### Exercise goal
Of the lines in the entries below, state how many hold the word "structured". Say nothing else.

### Extracted material
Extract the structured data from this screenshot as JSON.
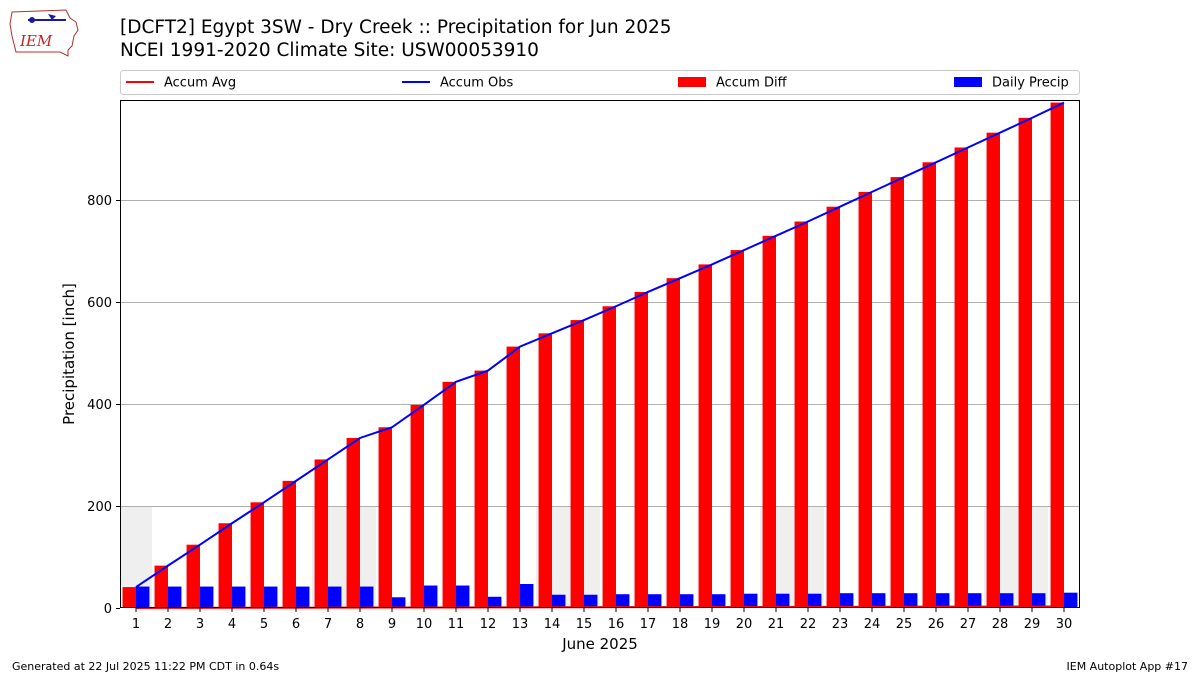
{
  "logo": {
    "text": "IEM"
  },
  "chart_data": {
    "type": "bar",
    "title": "[DCFT2] Egypt 3SW - Dry Creek :: Precipitation for Jun 2025",
    "subtitle": "NCEI 1991-2020 Climate Site: USW00053910",
    "xlabel": "June 2025",
    "ylabel": "Precipitation [inch]",
    "ylim": [
      0,
      995
    ],
    "yticks": [
      0,
      200,
      400,
      600,
      800
    ],
    "grid": true,
    "legend_position": "top",
    "categories": [
      "1",
      "2",
      "3",
      "4",
      "5",
      "6",
      "7",
      "8",
      "9",
      "10",
      "11",
      "12",
      "13",
      "14",
      "15",
      "16",
      "17",
      "18",
      "19",
      "20",
      "21",
      "22",
      "23",
      "24",
      "25",
      "26",
      "27",
      "28",
      "29",
      "30"
    ],
    "weekend_shading": [
      [
        1,
        1
      ],
      [
        7,
        8
      ],
      [
        14,
        15
      ],
      [
        21,
        22
      ],
      [
        28,
        29
      ]
    ],
    "series": [
      {
        "name": "Accum Avg",
        "type": "line",
        "color": "#ff0000",
        "values": [
          0.1,
          0.2,
          0.3,
          0.4,
          0.5,
          0.6,
          0.7,
          0.8,
          0.9,
          1.0,
          1.1,
          1.2,
          1.3,
          1.4,
          1.5,
          1.6,
          1.7,
          1.8,
          1.9,
          2.0,
          2.1,
          2.2,
          2.3,
          2.4,
          2.5,
          2.6,
          2.7,
          2.8,
          2.9,
          3.0
        ]
      },
      {
        "name": "Accum Obs",
        "type": "line",
        "color": "#0000ff",
        "values": [
          41,
          83,
          124,
          166,
          207,
          249,
          291,
          333,
          354,
          398,
          443,
          465,
          512,
          538,
          564,
          591,
          619,
          646,
          673,
          701,
          729,
          757,
          786,
          815,
          844,
          873,
          902,
          931,
          960,
          990
        ]
      },
      {
        "name": "Accum Diff",
        "type": "bar",
        "color": "#ff0000",
        "values": [
          41,
          83,
          124,
          166,
          207,
          249,
          291,
          333,
          354,
          398,
          443,
          465,
          512,
          538,
          564,
          591,
          619,
          646,
          673,
          701,
          729,
          757,
          786,
          815,
          844,
          873,
          902,
          931,
          960,
          990
        ]
      },
      {
        "name": "Daily Precip",
        "type": "bar",
        "color": "#0000ff",
        "values": [
          42,
          42,
          42,
          42,
          42,
          42,
          42,
          42,
          21,
          44,
          44,
          22,
          47,
          26,
          26,
          27,
          27,
          27,
          27,
          28,
          28,
          28,
          29,
          29,
          29,
          29,
          29,
          29,
          29,
          30
        ]
      }
    ]
  },
  "footer": {
    "left": "Generated at 22 Jul 2025 11:22 PM CDT in 0.64s",
    "right": "IEM Autoplot App #17"
  }
}
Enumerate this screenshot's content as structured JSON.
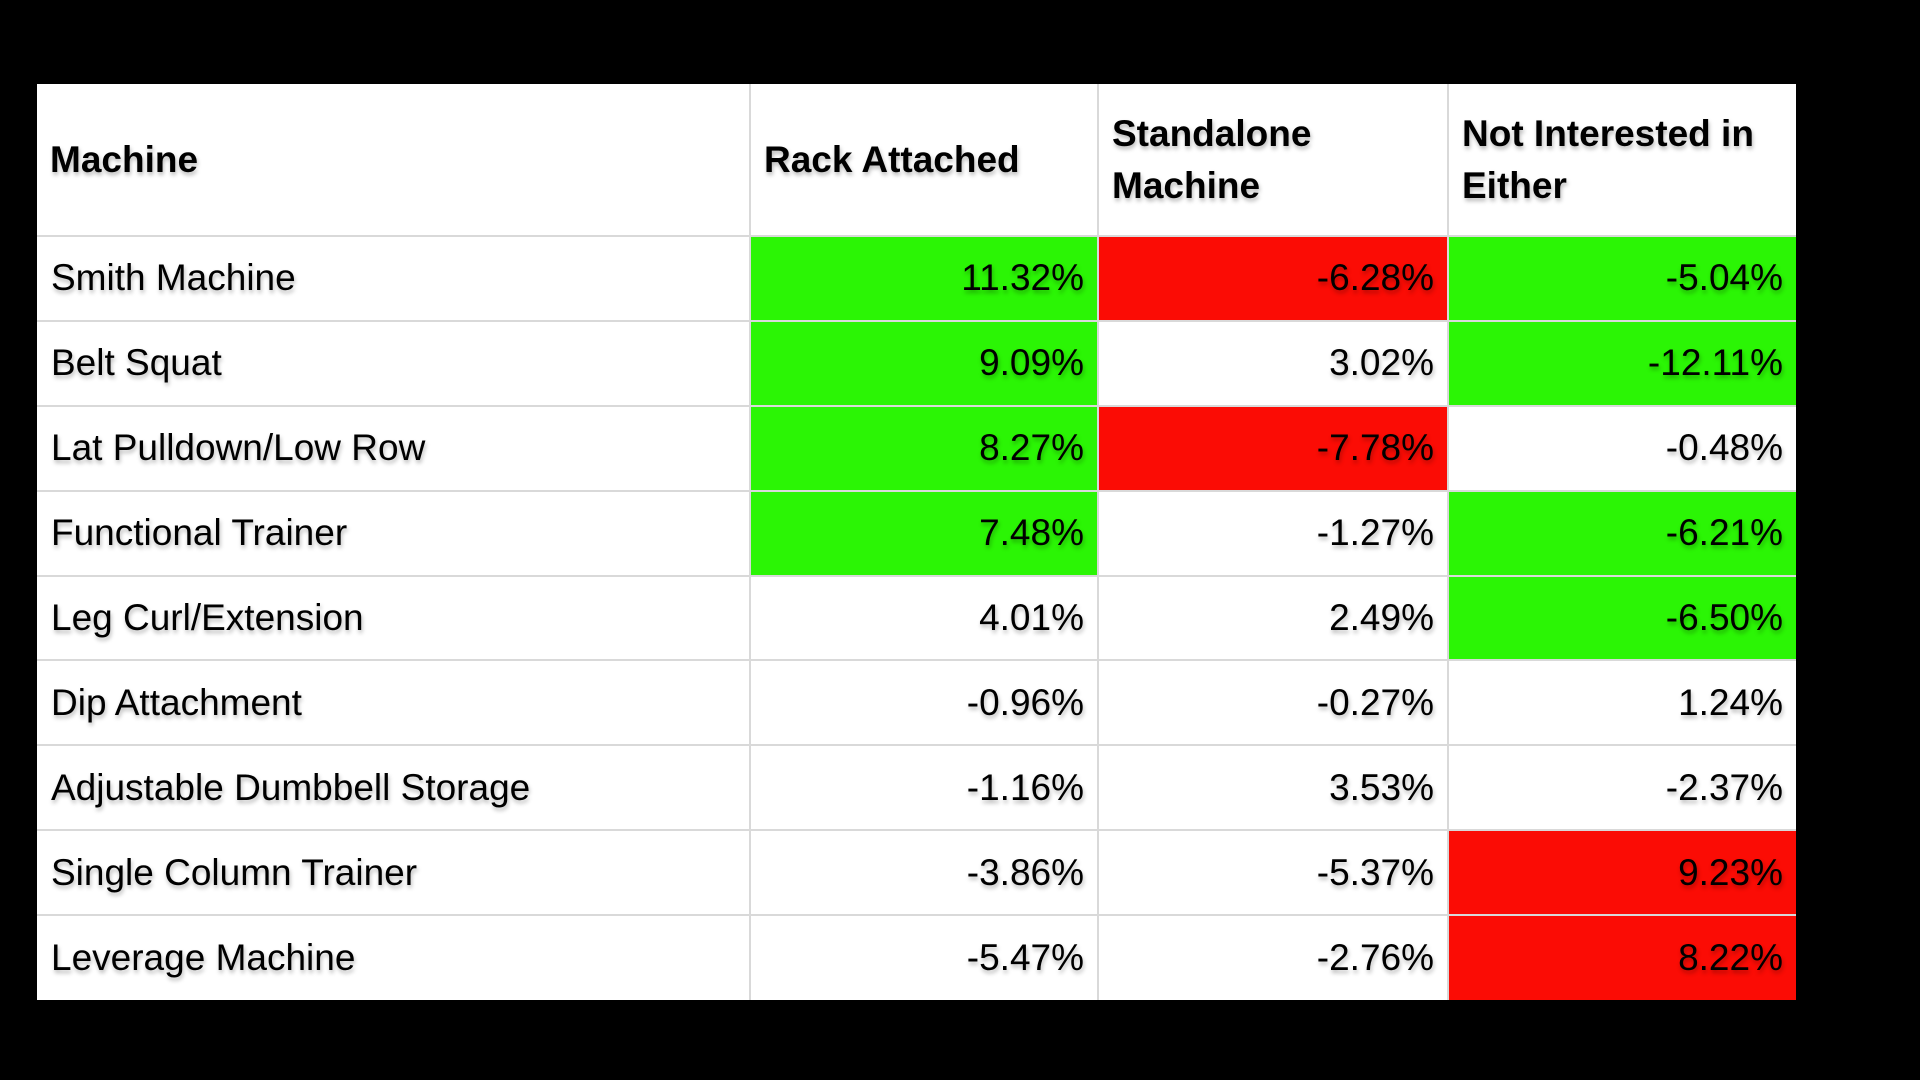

### Exercise answer
2